◆ **Task objective**:
Exactly as they appear, output all of the records. Skip any images.

◆ **Data excerpts**:
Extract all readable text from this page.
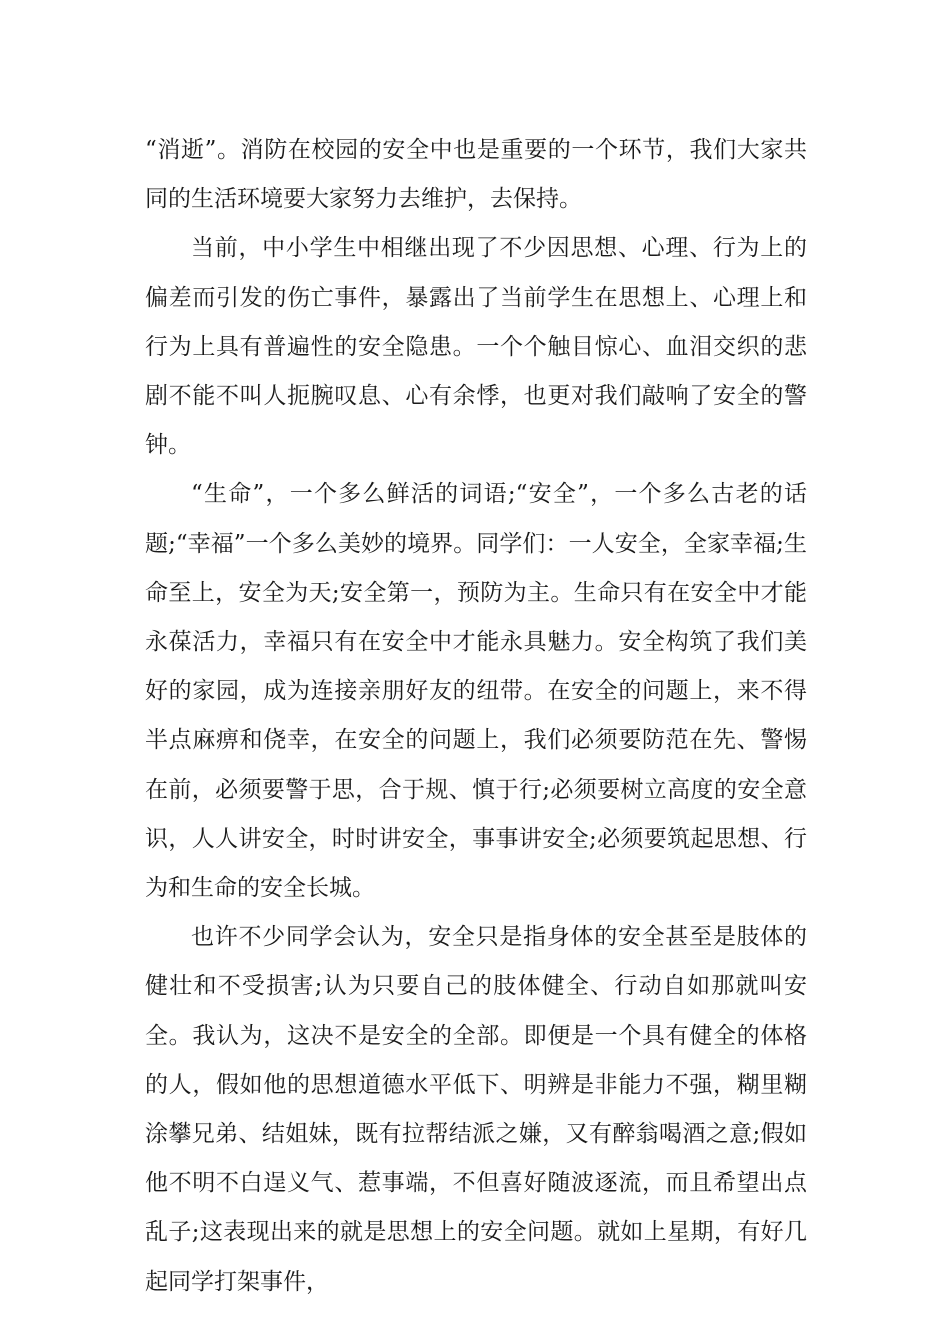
“消逝”。消防在校园的安全中也是重要的一个环节，我们大家共同的生活环境要大家努力去维护，去保持。

当前，中小学生中相继出现了不少因思想、心理、行为上的偏差而引发的伤亡事件，暴露出了当前学生在思想上、心理上和行为上具有普遍性的安全隐患。一个个触目惊心、血泪交织的悲剧不能不叫人扼腕叹息、心有余悸，也更对我们敲响了安全的警钟。

“生命”，一个多么鲜活的词语;“安全”，一个多么古老的话题;“幸福”一个多么美妙的境界。同学们：一人安全，全家幸福;生命至上，安全为天;安全第一，预防为主。生命只有在安全中才能永葆活力，幸福只有在安全中才能永具魅力。安全构筑了我们美好的家园，成为连接亲朋好友的纽带。在安全的问题上，来不得半点麻痹和侥幸，在安全的问题上，我们必须要防范在先、警惕在前，必须要警于思，合于规、慎于行;必须要树立高度的安全意识，人人讲安全，时时讲安全，事事讲安全;必须要筑起思想、行为和生命的安全长城。

也许不少同学会认为，安全只是指身体的安全甚至是肢体的健壮和不受损害;认为只要自己的肢体健全、行动自如那就叫安全。我认为，这决不是安全的全部。即便是一个具有健全的体格的人，假如他的思想道德水平低下、明辨是非能力不强，糊里糊涂攀兄弟、结姐妹，既有拉帮结派之嫌，又有醉翁喝酒之意;假如他不明不白逞义气、惹事端，不但喜好随波逐流，而且希望出点乱子;这表现出来的就是思想上的安全问题。就如上星期，有好几起同学打架事件，
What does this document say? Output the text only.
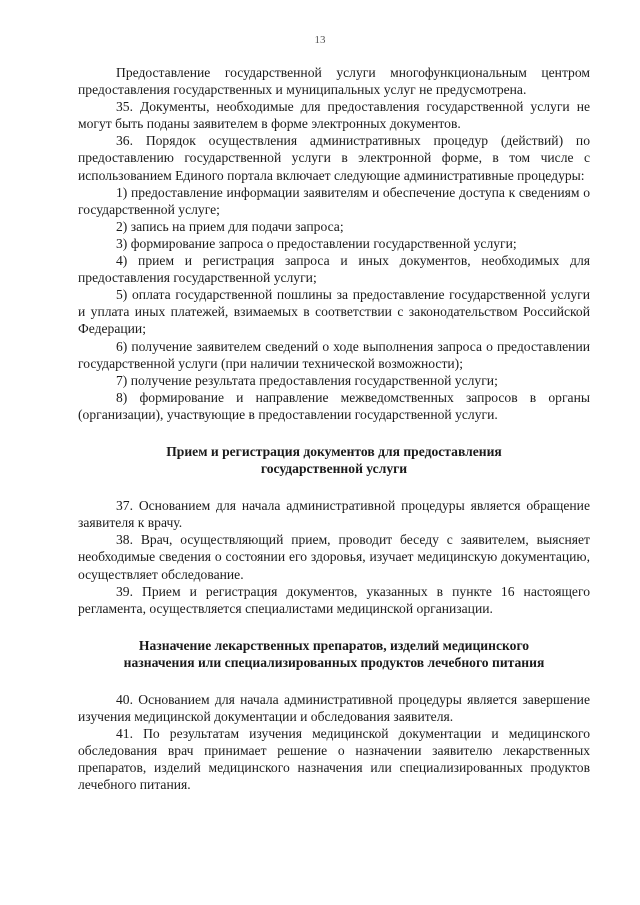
13

Предоставление государственной услуги многофункциональным центром предоставления государственных и муниципальных услуг не предусмотрена.

35. Документы, необходимые для предоставления государственной услуги не могут быть поданы заявителем в форме электронных документов.

36. Порядок осуществления административных процедур (действий) по предоставлению государственной услуги в электронной форме, в том числе с использованием Единого портала включает следующие административные процедуры:

1) предоставление информации заявителям и обеспечение доступа к сведениям о государственной услуге;

2) запись на прием для подачи запроса;

3) формирование запроса о предоставлении государственной услуги;

4) прием и регистрация запроса и иных документов, необходимых для предоставления государственной услуги;

5) оплата государственной пошлины за предоставление государственной услуги и уплата иных платежей, взимаемых в соответствии с законодательством Российской Федерации;

6) получение заявителем сведений о ходе выполнения запроса о предоставлении государственной услуги (при наличии технической возможности);

7) получение результата предоставления государственной услуги;

8) формирование и направление межведомственных запросов в органы (организации), участвующие в предоставлении государственной услуги.

Прием и регистрация документов для предоставления
государственной услуги

37. Основанием для начала административной процедуры является обращение заявителя к врачу.

38. Врач, осуществляющий прием, проводит беседу с заявителем, выясняет необходимые сведения о состоянии его здоровья, изучает медицинскую документацию, осуществляет обследование.

39. Прием и регистрация документов, указанных в пункте 16 настоящего регламента, осуществляется специалистами медицинской организации.

Назначение лекарственных препаратов, изделий медицинского
назначения или специализированных продуктов лечебного питания

40. Основанием для начала административной процедуры является завершение изучения медицинской документации и обследования заявителя.

41. По результатам изучения медицинской документации и медицинского обследования врач принимает решение о назначении заявителю лекарственных препаратов, изделий медицинского назначения или специализированных продуктов лечебного питания.
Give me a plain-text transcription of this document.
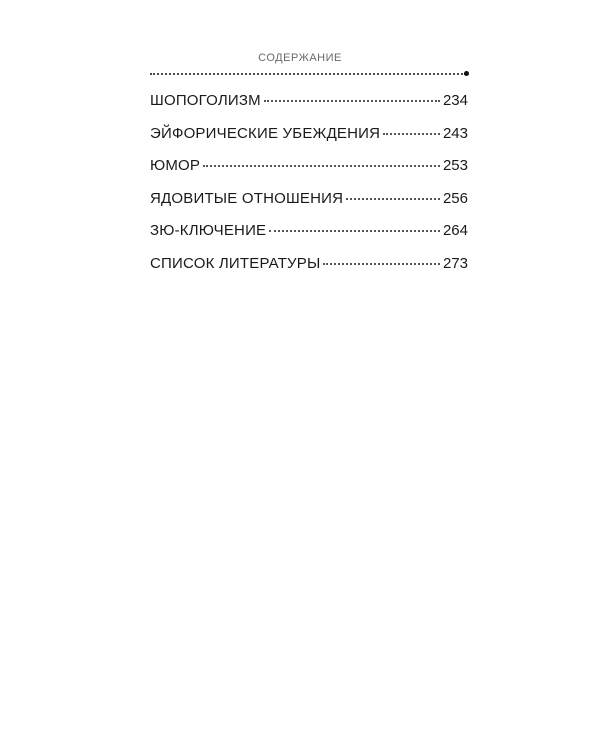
СОДЕРЖАНИЕ
ШОПОГОЛИЗМ	234
ЭЙФОРИЧЕСКИЕ УБЕЖДЕНИЯ	243
ЮМОР	253
ЯДОВИТЫЕ ОТНОШЕНИЯ	256
ЗЮ-КЛЮЧЕНИЕ	264
СПИСОК ЛИТЕРАТУРЫ	273
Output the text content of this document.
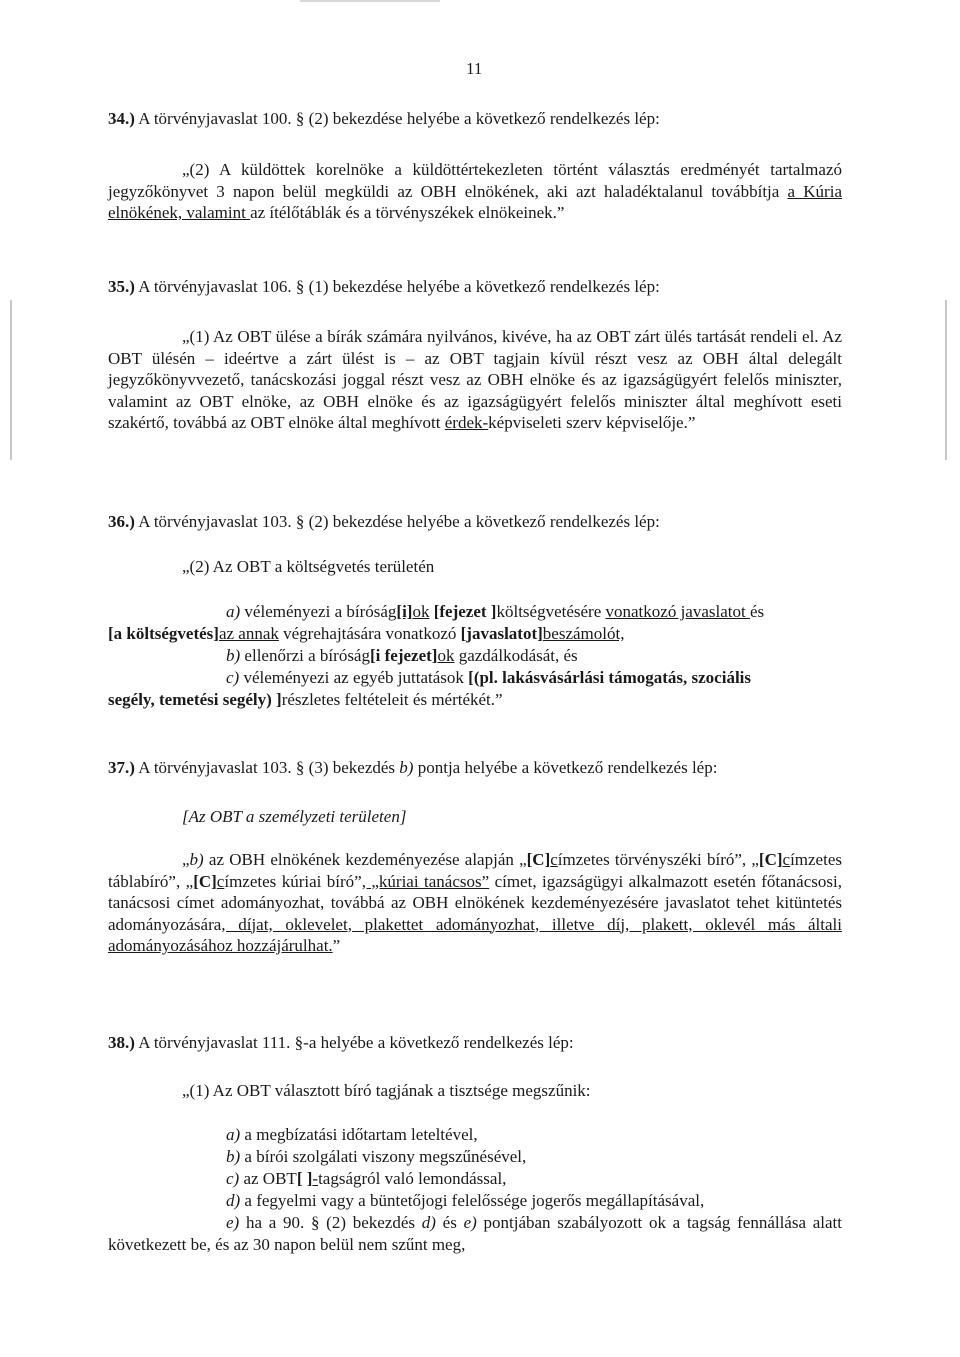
11
34.) A törvényjavaslat 100. § (2) bekezdése helyébe a következő rendelkezés lép:
„(2) A küldöttek korelnöke a küldöttértekezleten történt választás eredményét tartalmazó jegyzőkönyvet 3 napon belül megküldi az OBH elnökének, aki azt haladéktalanul továbbítja a Kúria elnökének, valamint az ítélőtáblák és a törvényszékek elnökeinek.”
35.) A törvényjavaslat 106. § (1) bekezdése helyébe a következő rendelkezés lép:
„(1) Az OBT ülése a bírák számára nyilvános, kivéve, ha az OBT zárt ülés tartását rendeli el. Az OBT ülésén – ideértve a zárt ülést is – az OBT tagjain kívül részt vesz az OBH által delegált jegyzőkönyvvezető, tanácskozási joggal részt vesz az OBH elnöke és az igazságügyért felelős miniszter, valamint az OBT elnöke, az OBH elnöke és az igazságügyért felelős miniszter által meghívott eseti szakértő, továbbá az OBT elnöke által meghívott érdek-képviseleti szerv képviselője.”
36.) A törvényjavaslat 103. § (2) bekezdése helyébe a következő rendelkezés lép:
„(2) Az OBT a költségvetés területén
a) véleményezi a bíróság[i]ok [fejezet ]költségvetésére vonatkozó javaslatot és
[a költségvetés]az annak végrehajtására vonatkozó [javaslatot]beszámolót,
b) ellenőrzi a bíróság[i fejezet]ok gazdálkodását, és
c) véleményezi az egyéb juttatások [(pl. lakásvásárlási támogatás, szociális
segély, temetési segély) ]részletes feltételeit és mértékét.”
37.) A törvényjavaslat 103. § (3) bekezdés b) pontja helyébe a következő rendelkezés lép:
[Az OBT a személyzeti területen]
„b) az OBH elnökének kezdeményezése alapján „[C]címzetes törvényszéki bíró”, „[C]címzetes táblabíró”, „[C]címzetes kúriai bíró”, „kúriai tanácsos” címet, igazságügyi alkalmazott esetén főtanácsosi, tanácsosi címet adományozhat, továbbá az OBH elnökének kezdeményezésére javaslatot tehet kitüntetés adományozására, díjat, oklevelet, plakettet adományozhat, illetve díj, plakett, oklevél más általi adományozásához hozzájárulhat.”
38.) A törvényjavaslat 111. §-a helyébe a következő rendelkezés lép:
„(1) Az OBT választott bíró tagjának a tisztsége megszűnik:
a) a megbízatási időtartam leteltével,
b) a bírói szolgálati viszony megszűnésével,
c) az OBT[ ]-tagságról való lemondással,
d) a fegyelmi vagy a büntetőjogi felelőssége jogerős megállapításával,
e) ha a 90. § (2) bekezdés d) és e) pontjában szabályozott ok a tagság fennállása alatt következett be, és az 30 napon belül nem szűnt meg,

◆ **Full response**:
Extract all readable text from this page.
“消逝”。消防在校园的安全中也是重要的一个环节，我们大家共同的生活环境要大家努力去维护，去保持。

当前，中小学生中相继出现了不少因思想、心理、行为上的偏差而引发的伤亡事件，暴露出了当前学生在思想上、心理上和行为上具有普遍性的安全隐患。一个个触目惊心、血泪交织的悲剧不能不叫人扼腕叹息、心有余悸，也更对我们敲响了安全的警钟。

“生命”，一个多么鲜活的词语;“安全”，一个多么古老的话题;“幸福”一个多么美妙的境界。同学们：一人安全，全家幸福;生命至上，安全为天;安全第一，预防为主。生命只有在安全中才能永葆活力，幸福只有在安全中才能永具魅力。安全构筑了我们美好的家园，成为连接亲朋好友的纽带。在安全的问题上，来不得半点麻痹和侥幸，在安全的问题上，我们必须要防范在先、警惕在前，必须要警于思，合于规、慎于行;必须要树立高度的安全意识，人人讲安全，时时讲安全，事事讲安全;必须要筑起思想、行为和生命的安全长城。

也许不少同学会认为，安全只是指身体的安全甚至是肢体的健壮和不受损害;认为只要自己的肢体健全、行动自如那就叫安全。我认为，这决不是安全的全部。即便是一个具有健全的体格的人，假如他的思想道德水平低下、明辨是非能力不强，糊里糊涂攀兄弟、结姐妹，既有拉帮结派之嫌，又有醉翁喝酒之意;假如他不明不白逞义气、惹事端，不但喜好随波逐流，而且希望出点乱子;这表现出来的就是思想上的安全问题。就如上星期，有好几起同学打架事件，
What does this document say? Output the text only.
13

Предоставление государственной услуги многофункциональным центром предоставления государственных и муниципальных услуг не предусмотрена.

35. Документы, необходимые для предоставления государственной услуги не могут быть поданы заявителем в форме электронных документов.

36. Порядок осуществления административных процедур (действий) по предоставлению государственной услуги в электронной форме, в том числе с использованием Единого портала включает следующие административные процедуры:

1) предоставление информации заявителям и обеспечение доступа к сведениям о государственной услуге;

2) запись на прием для подачи запроса;

3) формирование запроса о предоставлении государственной услуги;

4) прием и регистрация запроса и иных документов, необходимых для предоставления государственной услуги;

5) оплата государственной пошлины за предоставление государственной услуги и уплата иных платежей, взимаемых в соответствии с законодательством Российской Федерации;

6) получение заявителем сведений о ходе выполнения запроса о предоставлении государственной услуги (при наличии технической возможности);

7) получение результата предоставления государственной услуги;

8) формирование и направление межведомственных запросов в органы (организации), участвующие в предоставлении государственной услуги.

Прием и регистрация документов для предоставления
государственной услуги

37. Основанием для начала административной процедуры является обращение заявителя к врачу.

38. Врач, осуществляющий прием, проводит беседу с заявителем, выясняет необходимые сведения о состоянии его здоровья, изучает медицинскую документацию, осуществляет обследование.

39. Прием и регистрация документов, указанных в пункте 16 настоящего регламента, осуществляется специалистами медицинской организации.

Назначение лекарственных препаратов, изделий медицинского
назначения или специализированных продуктов лечебного питания

40. Основанием для начала административной процедуры является завершение изучения медицинской документации и обследования заявителя.

41. По результатам изучения медицинской документации и медицинского обследования врач принимает решение о назначении заявителю лекарственных препаратов, изделий медицинского назначения или специализированных продуктов лечебного питания.
Give me a plain-text transcription of this document.
СОДЕРЖАНИЕ
ШОПОГОЛИЗМ	234
ЭЙФОРИЧЕСКИЕ УБЕЖДЕНИЯ	243
ЮМОР	253
ЯДОВИТЫЕ ОТНОШЕНИЯ	256
ЗЮ-КЛЮЧЕНИЕ	264
СПИСОК ЛИТЕРАТУРЫ	273
Output the text content of this document.
11
34.) A törvényjavaslat 100. § (2) bekezdése helyébe a következő rendelkezés lép:
„(2) A küldöttek korelnöke a küldöttértekezleten történt választás eredményét tartalmazó jegyzőkönyvet 3 napon belül megküldi az OBH elnökének, aki azt haladéktalanul továbbítja a Kúria elnökének, valamint az ítélőtáblák és a törvényszékek elnökeinek.”
35.) A törvényjavaslat 106. § (1) bekezdése helyébe a következő rendelkezés lép:
„(1) Az OBT ülése a bírák számára nyilvános, kivéve, ha az OBT zárt ülés tartását rendeli el. Az OBT ülésén – ideértve a zárt ülést is – az OBT tagjain kívül részt vesz az OBH által delegált jegyzőkönyvvezető, tanácskozási joggal részt vesz az OBH elnöke és az igazságügyért felelős miniszter, valamint az OBT elnöke, az OBH elnöke és az igazságügyért felelős miniszter által meghívott eseti szakértő, továbbá az OBT elnöke által meghívott érdek-képviseleti szerv képviselője.”
36.) A törvényjavaslat 103. § (2) bekezdése helyébe a következő rendelkezés lép:
„(2) Az OBT a költségvetés területén
a) véleményezi a bíróság[i]ok [fejezet ]költségvetésére vonatkozó javaslatot és
[a költségvetés]az annak végrehajtására vonatkozó [javaslatot]beszámolót,
b) ellenőrzi a bíróság[i fejezet]ok gazdálkodását, és
c) véleményezi az egyéb juttatások [(pl. lakásvásárlási támogatás, szociális
segély, temetési segély) ]részletes feltételeit és mértékét.”
37.) A törvényjavaslat 103. § (3) bekezdés b) pontja helyébe a következő rendelkezés lép:
[Az OBT a személyzeti területen]
„b) az OBH elnökének kezdeményezése alapján „[C]címzetes törvényszéki bíró”, „[C]címzetes táblabíró”, „[C]címzetes kúriai bíró”, „kúriai tanácsos” címet, igazságügyi alkalmazott esetén főtanácsosi, tanácsosi címet adományozhat, továbbá az OBH elnökének kezdeményezésére javaslatot tehet kitüntetés adományozására, díjat, oklevelet, plakettet adományozhat, illetve díj, plakett, oklevél más általi adományozásához hozzájárulhat.”
38.) A törvényjavaslat 111. §-a helyébe a következő rendelkezés lép:
„(1) Az OBT választott bíró tagjának a tisztsége megszűnik:
a) a megbízatási időtartam leteltével,
b) a bírói szolgálati viszony megszűnésével,
c) az OBT[ ]-tagságról való lemondással,
d) a fegyelmi vagy a büntetőjogi felelőssége jogerős megállapításával,
e) ha a 90. § (2) bekezdés d) és e) pontjában szabályozott ok a tagság fennállása alatt következett be, és az 30 napon belül nem szűnt meg,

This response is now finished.